Your objective – Copy the data exactly; pictures stay out of the copy.

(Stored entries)
··········

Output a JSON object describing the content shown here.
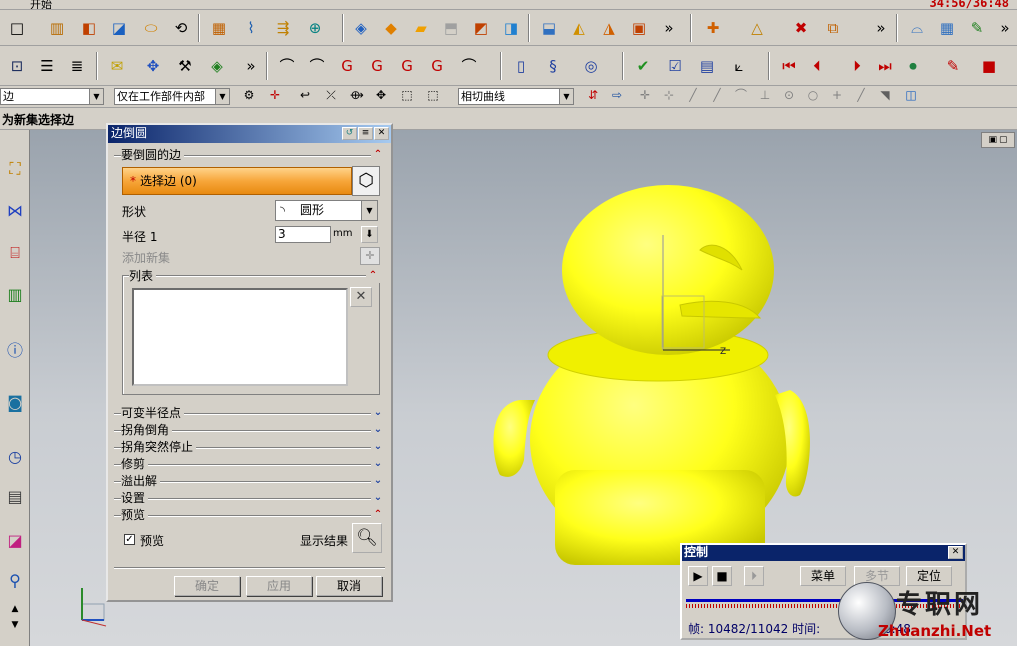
{
  "app": {
    "timer": "34:56/36:48",
    "top_strip_label": "开始"
  },
  "toolbar3": {
    "filter_combo": "边",
    "scope_combo": "仅在工作部件内部",
    "curve_rule_combo": "相切曲线"
  },
  "status": {
    "prompt": "为新集选择边"
  },
  "dialog": {
    "title": "边倒圆",
    "sections": {
      "edges": "要倒圆的边",
      "variable_radius": "可变半径点",
      "corner_setback": "拐角倒角",
      "stop_short": "拐角突然停止",
      "trim": "修剪",
      "overflow": "溢出解",
      "settings": "设置",
      "preview": "预览"
    },
    "select_edge_label": "选择边 (0)",
    "shape_label": "形状",
    "shape_value": "圆形",
    "radius_label": "半径 1",
    "radius_value": "3",
    "radius_unit": "mm",
    "add_set_label": "添加新集",
    "list_label": "列表",
    "preview_label": "预览",
    "preview_checked": true,
    "show_result_label": "显示结果",
    "ok_label": "确定",
    "apply_label": "应用",
    "cancel_label": "取消"
  },
  "control": {
    "title": "控制",
    "menu_label": "菜单",
    "section_label": "多节",
    "locate_label": "定位",
    "frame_text": "帧: 10482/11042 时间:",
    "time_text": "6:48"
  },
  "watermark": {
    "cn": "专职网",
    "url": "Zhuanzhi.Net"
  },
  "colors": {
    "model": "#ffff1a",
    "accent": "#f7a63a",
    "title_bar": "#0a246a"
  }
}
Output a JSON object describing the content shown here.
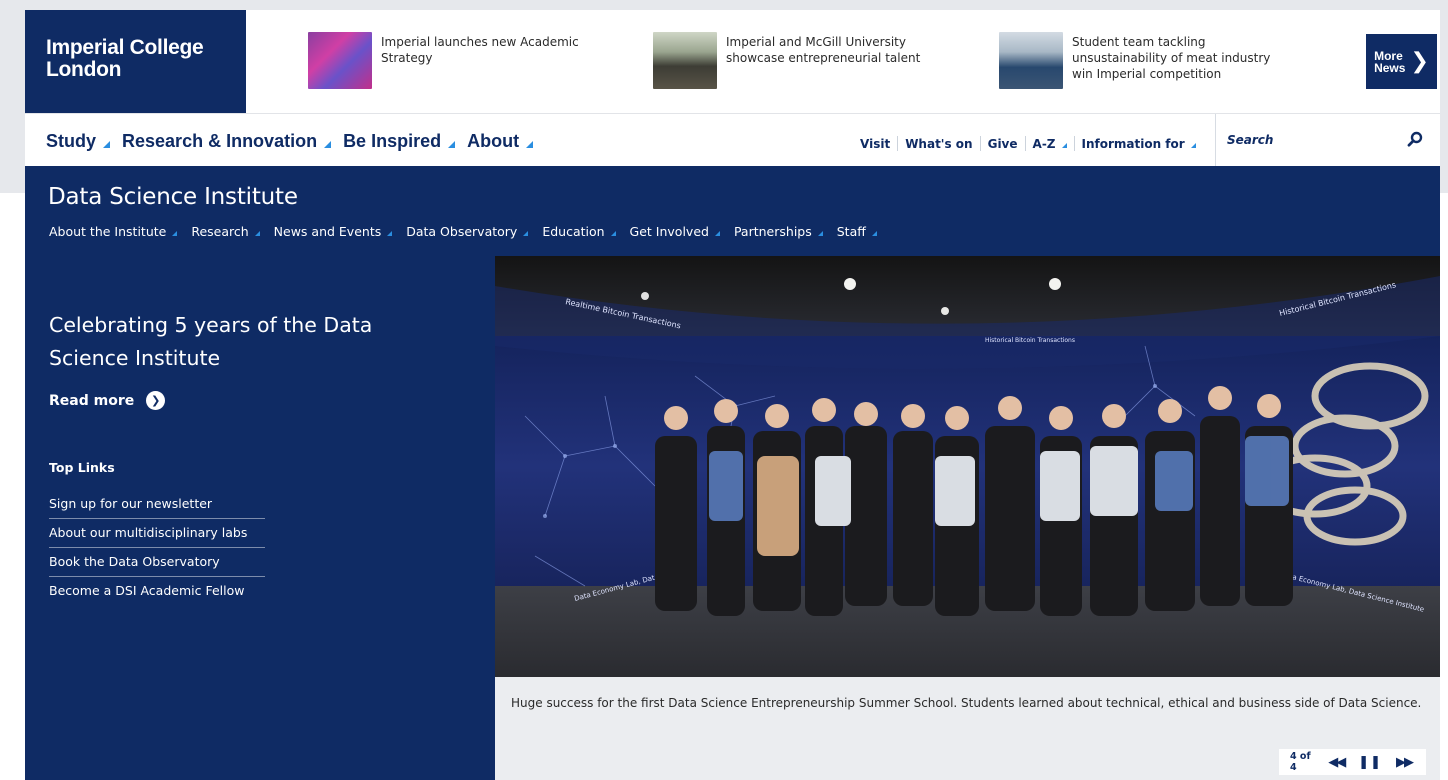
{
  "header": {
    "logo_line1": "Imperial College",
    "logo_line2": "London",
    "news": [
      {
        "title": "Imperial launches new Academic Strategy"
      },
      {
        "title": "Imperial and McGill University showcase entrepreneurial talent"
      },
      {
        "title": "Student team tackling unsustainability of meat industry win Imperial competition"
      }
    ],
    "more_news_line1": "More",
    "more_news_line2": "News"
  },
  "main_nav": {
    "items": [
      "Study",
      "Research & Innovation",
      "Be Inspired",
      "About"
    ],
    "utility": [
      "Visit",
      "What's on",
      "Give",
      "A-Z",
      "Information for"
    ],
    "search_placeholder": "Search"
  },
  "institute": {
    "title": "Data Science Institute",
    "nav": [
      "About the Institute",
      "Research",
      "News and Events",
      "Data Observatory",
      "Education",
      "Get Involved",
      "Partnerships",
      "Staff"
    ]
  },
  "hero": {
    "heading": "Celebrating 5 years of the Data Science Institute",
    "read_more": "Read more",
    "top_links_heading": "Top Links",
    "top_links": [
      "Sign up for our newsletter",
      "About our multidisciplinary labs",
      "Book the Data Observatory",
      "Become a DSI Academic Fellow"
    ]
  },
  "slideshow": {
    "caption": "Huge success for the first Data Science Entrepreneurship Summer School. Students learned about technical, ethical and business side of Data Science.",
    "counter": "4 of 4",
    "photo_labels": [
      "Realtime Bitcoin Transactions",
      "Historical Bitcoin Transactions",
      "Historical Bitcoin Transactions",
      "Data Economy Lab, Data",
      "Data Economy Lab, Data Science Institute"
    ]
  },
  "colors": {
    "navy": "#0f2b64",
    "accent": "#2a8ee0"
  },
  "icons": {
    "search": "magnifier",
    "more_news": "chevron-right",
    "read_more": "chevron-right-circle",
    "prev": "rewind",
    "pause": "pause",
    "next": "fast-forward"
  }
}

··········

Complete response –
Output a JSON object describing the content shown here.
{
  "app": {
    "timer": "34:56/36:48",
    "top_strip_label": "开始"
  },
  "toolbar3": {
    "filter_combo": "边",
    "scope_combo": "仅在工作部件内部",
    "curve_rule_combo": "相切曲线"
  },
  "status": {
    "prompt": "为新集选择边"
  },
  "dialog": {
    "title": "边倒圆",
    "sections": {
      "edges": "要倒圆的边",
      "variable_radius": "可变半径点",
      "corner_setback": "拐角倒角",
      "stop_short": "拐角突然停止",
      "trim": "修剪",
      "overflow": "溢出解",
      "settings": "设置",
      "preview": "预览"
    },
    "select_edge_label": "选择边 (0)",
    "shape_label": "形状",
    "shape_value": "圆形",
    "radius_label": "半径 1",
    "radius_value": "3",
    "radius_unit": "mm",
    "add_set_label": "添加新集",
    "list_label": "列表",
    "preview_label": "预览",
    "preview_checked": true,
    "show_result_label": "显示结果",
    "ok_label": "确定",
    "apply_label": "应用",
    "cancel_label": "取消"
  },
  "control": {
    "title": "控制",
    "menu_label": "菜单",
    "section_label": "多节",
    "locate_label": "定位",
    "frame_text": "帧: 10482/11042 时间:",
    "time_text": "6:48"
  },
  "watermark": {
    "cn": "专职网",
    "url": "Zhuanzhi.Net"
  },
  "colors": {
    "model": "#ffff1a",
    "accent": "#f7a63a",
    "title_bar": "#0a246a"
  }
}
Output a JSON object describing the content shown here.
{
  "header": {
    "logo_line1": "Imperial College",
    "logo_line2": "London",
    "news": [
      {
        "title": "Imperial launches new Academic Strategy"
      },
      {
        "title": "Imperial and McGill University showcase entrepreneurial talent"
      },
      {
        "title": "Student team tackling unsustainability of meat industry win Imperial competition"
      }
    ],
    "more_news_line1": "More",
    "more_news_line2": "News"
  },
  "main_nav": {
    "items": [
      "Study",
      "Research & Innovation",
      "Be Inspired",
      "About"
    ],
    "utility": [
      "Visit",
      "What's on",
      "Give",
      "A-Z",
      "Information for"
    ],
    "search_placeholder": "Search"
  },
  "institute": {
    "title": "Data Science Institute",
    "nav": [
      "About the Institute",
      "Research",
      "News and Events",
      "Data Observatory",
      "Education",
      "Get Involved",
      "Partnerships",
      "Staff"
    ]
  },
  "hero": {
    "heading": "Celebrating 5 years of the Data Science Institute",
    "read_more": "Read more",
    "top_links_heading": "Top Links",
    "top_links": [
      "Sign up for our newsletter",
      "About our multidisciplinary labs",
      "Book the Data Observatory",
      "Become a DSI Academic Fellow"
    ]
  },
  "slideshow": {
    "caption": "Huge success for the first Data Science Entrepreneurship Summer School. Students learned about technical, ethical and business side of Data Science.",
    "counter": "4 of 4",
    "photo_labels": [
      "Realtime Bitcoin Transactions",
      "Historical Bitcoin Transactions",
      "Historical Bitcoin Transactions",
      "Data Economy Lab, Data",
      "Data Economy Lab, Data Science Institute"
    ]
  },
  "colors": {
    "navy": "#0f2b64",
    "accent": "#2a8ee0"
  },
  "icons": {
    "search": "magnifier",
    "more_news": "chevron-right",
    "read_more": "chevron-right-circle",
    "prev": "rewind",
    "pause": "pause",
    "next": "fast-forward"
  }
}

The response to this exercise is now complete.